A Darker Shade of Magic

There is something unique about London––all four of them. Kell casually calls the four worlds by their relationship to magic, grey for its absence, red for its richness, white for its drained look, and black for its purity, and each of them has a London in the exact same spot. Once, these cities lay open to each other, serving as a conduit from one world to the other, but those days have long since past. Now there are barriers. Black London locked away from the other three and its objects eliminated with gates erected between the other three so that only Antari can pass between them and strict prohibitions against transporting objects from where they belong.

Kell is one of two only two Antari (that he knows of) and thus serves the royal family of Red London, who also adopted him and raised him with their natural son, as a courier. The other Antari, Holland serves the same role for the throne of White London, a crueler and altogether more inhospitable place. But Kell is also a collector of miscellany from the other worlds, smuggling them into his own private collection and, from time to time, selling the trinkets to other collectors. Rhy insists this hobby will only lead to trouble, but Kell simply can’t help himself until his brother is proven correct.

In a White London tavern, Kell is contracted to carry a black stone to Red London, but, instead of a simple delivery, he is ambushed, wounded, and forced to make a sudden escape to Grey London where he stumbles into a street thief named Lila Bard whose help he will need if he is to live. To make matters worse, though, is that the stone seems to have a mind of its own and a desire to possess sentient beings to achieve its ends, whatever they might be.

A Darker Shade of Magic bears some of the marks of being the first book in a trilogy, but also stands on its own as an energetically-paced romp of a book that blends perilous action and something of a reverse-heist that circles a central mystery. Neither Kell nor Lila are particularly deep characters, at least at this stage, but they are both fun protagonists loosely of the “gentleman thief” archetype and the worlds are nothing if not vividly-painted.

DATASET ENTRIES »
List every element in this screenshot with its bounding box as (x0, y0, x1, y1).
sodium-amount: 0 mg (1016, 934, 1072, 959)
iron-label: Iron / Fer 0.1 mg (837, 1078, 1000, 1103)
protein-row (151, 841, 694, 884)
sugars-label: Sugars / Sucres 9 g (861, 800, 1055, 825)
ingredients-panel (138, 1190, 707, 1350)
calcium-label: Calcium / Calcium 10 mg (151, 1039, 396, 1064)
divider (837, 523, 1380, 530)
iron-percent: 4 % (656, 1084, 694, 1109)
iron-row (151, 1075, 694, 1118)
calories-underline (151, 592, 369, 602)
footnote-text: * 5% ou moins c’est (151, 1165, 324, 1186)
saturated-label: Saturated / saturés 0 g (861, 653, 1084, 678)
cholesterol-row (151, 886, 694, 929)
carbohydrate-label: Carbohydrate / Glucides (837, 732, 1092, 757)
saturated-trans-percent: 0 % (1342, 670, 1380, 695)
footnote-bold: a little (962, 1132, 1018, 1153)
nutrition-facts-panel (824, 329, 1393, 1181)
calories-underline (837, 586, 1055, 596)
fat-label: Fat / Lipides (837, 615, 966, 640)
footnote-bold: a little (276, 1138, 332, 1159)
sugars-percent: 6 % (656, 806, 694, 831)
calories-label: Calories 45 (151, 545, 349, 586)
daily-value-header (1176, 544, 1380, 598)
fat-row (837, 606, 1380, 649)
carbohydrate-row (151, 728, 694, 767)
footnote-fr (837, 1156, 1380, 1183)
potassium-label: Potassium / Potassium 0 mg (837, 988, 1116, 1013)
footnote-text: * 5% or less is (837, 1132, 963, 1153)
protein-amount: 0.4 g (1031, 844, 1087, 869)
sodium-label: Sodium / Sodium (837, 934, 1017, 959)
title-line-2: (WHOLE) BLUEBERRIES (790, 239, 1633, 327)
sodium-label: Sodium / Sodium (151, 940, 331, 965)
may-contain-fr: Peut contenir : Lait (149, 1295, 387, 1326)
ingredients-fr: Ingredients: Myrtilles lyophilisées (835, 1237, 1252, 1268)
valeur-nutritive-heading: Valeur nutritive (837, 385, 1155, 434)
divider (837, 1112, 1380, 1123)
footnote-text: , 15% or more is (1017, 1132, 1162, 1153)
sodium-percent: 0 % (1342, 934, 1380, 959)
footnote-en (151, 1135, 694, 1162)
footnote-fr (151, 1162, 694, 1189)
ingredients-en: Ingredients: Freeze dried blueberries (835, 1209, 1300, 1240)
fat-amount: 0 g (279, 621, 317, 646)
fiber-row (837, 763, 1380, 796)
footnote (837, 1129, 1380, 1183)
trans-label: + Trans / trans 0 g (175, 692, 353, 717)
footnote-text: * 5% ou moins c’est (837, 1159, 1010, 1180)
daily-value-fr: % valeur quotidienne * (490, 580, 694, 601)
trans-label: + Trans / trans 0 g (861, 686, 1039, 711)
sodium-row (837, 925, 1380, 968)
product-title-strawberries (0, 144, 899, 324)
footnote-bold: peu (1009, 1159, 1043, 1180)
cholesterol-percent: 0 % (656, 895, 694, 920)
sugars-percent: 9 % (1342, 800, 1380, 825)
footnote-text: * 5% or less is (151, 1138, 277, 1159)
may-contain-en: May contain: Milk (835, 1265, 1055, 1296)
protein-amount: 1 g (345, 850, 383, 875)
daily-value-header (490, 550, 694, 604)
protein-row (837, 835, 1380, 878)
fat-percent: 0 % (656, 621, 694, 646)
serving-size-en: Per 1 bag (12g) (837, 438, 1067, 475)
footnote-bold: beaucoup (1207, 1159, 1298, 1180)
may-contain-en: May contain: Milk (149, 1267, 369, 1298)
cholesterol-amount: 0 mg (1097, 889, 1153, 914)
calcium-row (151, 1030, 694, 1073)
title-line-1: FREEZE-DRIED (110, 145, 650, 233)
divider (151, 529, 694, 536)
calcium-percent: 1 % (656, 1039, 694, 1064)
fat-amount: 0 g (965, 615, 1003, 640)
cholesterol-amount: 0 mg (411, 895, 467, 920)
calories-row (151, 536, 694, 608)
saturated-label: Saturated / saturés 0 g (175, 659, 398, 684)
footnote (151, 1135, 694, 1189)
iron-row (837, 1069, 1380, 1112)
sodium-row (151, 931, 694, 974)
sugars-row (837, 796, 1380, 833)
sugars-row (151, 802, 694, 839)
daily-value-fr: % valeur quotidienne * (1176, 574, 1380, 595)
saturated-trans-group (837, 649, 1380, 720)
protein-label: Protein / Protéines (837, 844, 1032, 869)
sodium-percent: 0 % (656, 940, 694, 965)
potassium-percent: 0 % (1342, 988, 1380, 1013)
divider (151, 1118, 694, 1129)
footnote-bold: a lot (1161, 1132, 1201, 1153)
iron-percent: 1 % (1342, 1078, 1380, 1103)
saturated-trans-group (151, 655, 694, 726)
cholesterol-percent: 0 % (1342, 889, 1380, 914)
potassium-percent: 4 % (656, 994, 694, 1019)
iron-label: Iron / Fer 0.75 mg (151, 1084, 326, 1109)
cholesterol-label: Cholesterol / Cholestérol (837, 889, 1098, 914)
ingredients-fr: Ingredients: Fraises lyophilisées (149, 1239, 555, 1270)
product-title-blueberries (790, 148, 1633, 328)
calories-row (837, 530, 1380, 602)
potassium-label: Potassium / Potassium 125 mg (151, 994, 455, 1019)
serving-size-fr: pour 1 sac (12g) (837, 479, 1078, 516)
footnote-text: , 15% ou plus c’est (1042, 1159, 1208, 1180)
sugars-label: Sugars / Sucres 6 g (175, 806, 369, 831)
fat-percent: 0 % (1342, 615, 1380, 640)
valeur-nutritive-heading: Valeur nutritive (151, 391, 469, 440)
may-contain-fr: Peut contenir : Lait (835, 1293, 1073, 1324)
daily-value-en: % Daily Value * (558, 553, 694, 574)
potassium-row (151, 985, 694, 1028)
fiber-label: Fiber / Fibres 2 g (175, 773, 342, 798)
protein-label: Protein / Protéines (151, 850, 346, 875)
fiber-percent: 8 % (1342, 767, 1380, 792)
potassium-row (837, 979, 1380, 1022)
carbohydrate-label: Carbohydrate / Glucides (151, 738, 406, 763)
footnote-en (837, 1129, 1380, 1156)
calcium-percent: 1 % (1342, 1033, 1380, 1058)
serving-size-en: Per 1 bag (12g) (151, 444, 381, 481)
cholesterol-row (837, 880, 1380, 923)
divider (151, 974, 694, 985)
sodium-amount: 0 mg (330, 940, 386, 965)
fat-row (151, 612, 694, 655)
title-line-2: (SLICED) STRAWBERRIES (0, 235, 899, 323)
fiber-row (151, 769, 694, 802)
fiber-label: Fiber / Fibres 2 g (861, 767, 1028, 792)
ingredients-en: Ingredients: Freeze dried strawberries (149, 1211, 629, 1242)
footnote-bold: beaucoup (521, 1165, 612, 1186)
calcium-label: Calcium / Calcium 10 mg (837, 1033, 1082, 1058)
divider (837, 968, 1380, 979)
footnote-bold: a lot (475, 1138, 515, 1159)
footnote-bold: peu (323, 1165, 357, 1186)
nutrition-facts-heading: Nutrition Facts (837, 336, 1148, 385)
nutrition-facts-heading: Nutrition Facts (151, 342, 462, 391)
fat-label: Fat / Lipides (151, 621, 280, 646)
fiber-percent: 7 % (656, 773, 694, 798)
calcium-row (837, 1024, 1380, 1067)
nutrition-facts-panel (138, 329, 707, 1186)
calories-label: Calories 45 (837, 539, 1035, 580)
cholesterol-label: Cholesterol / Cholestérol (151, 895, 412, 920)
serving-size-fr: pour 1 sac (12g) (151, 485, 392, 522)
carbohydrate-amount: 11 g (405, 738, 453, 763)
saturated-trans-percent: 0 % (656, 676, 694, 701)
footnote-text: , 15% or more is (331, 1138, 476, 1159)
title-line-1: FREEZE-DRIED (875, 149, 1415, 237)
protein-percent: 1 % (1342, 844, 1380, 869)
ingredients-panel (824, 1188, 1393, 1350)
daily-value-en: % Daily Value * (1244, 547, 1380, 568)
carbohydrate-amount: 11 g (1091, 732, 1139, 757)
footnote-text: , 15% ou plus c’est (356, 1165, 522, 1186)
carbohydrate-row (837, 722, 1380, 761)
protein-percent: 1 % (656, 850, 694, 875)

REQUIRED TASKS »
(a) According to the book review, what is the name of the street thief Kell meets in Grey London?
(b) From the book review, extract the passage starting at "In a White London" and ending at "they might be.".
Answer using only the text.

OUTPUTS FOR THE TASKS »
(a) Lila Bard.

(b)
In a White London tavern, Kell is contracted to carry a black stone to Red London, but, instead of a simple delivery, he is ambushed, wounded, and forced to make a sudden escape to Grey London where he stumbles into a street thief named Lila Bard whose help he will need if he is to live. To make matters worse, though, is that the stone seems to have a mind of its own and a desire to possess sentient beings to achieve its ends, whatever they might be.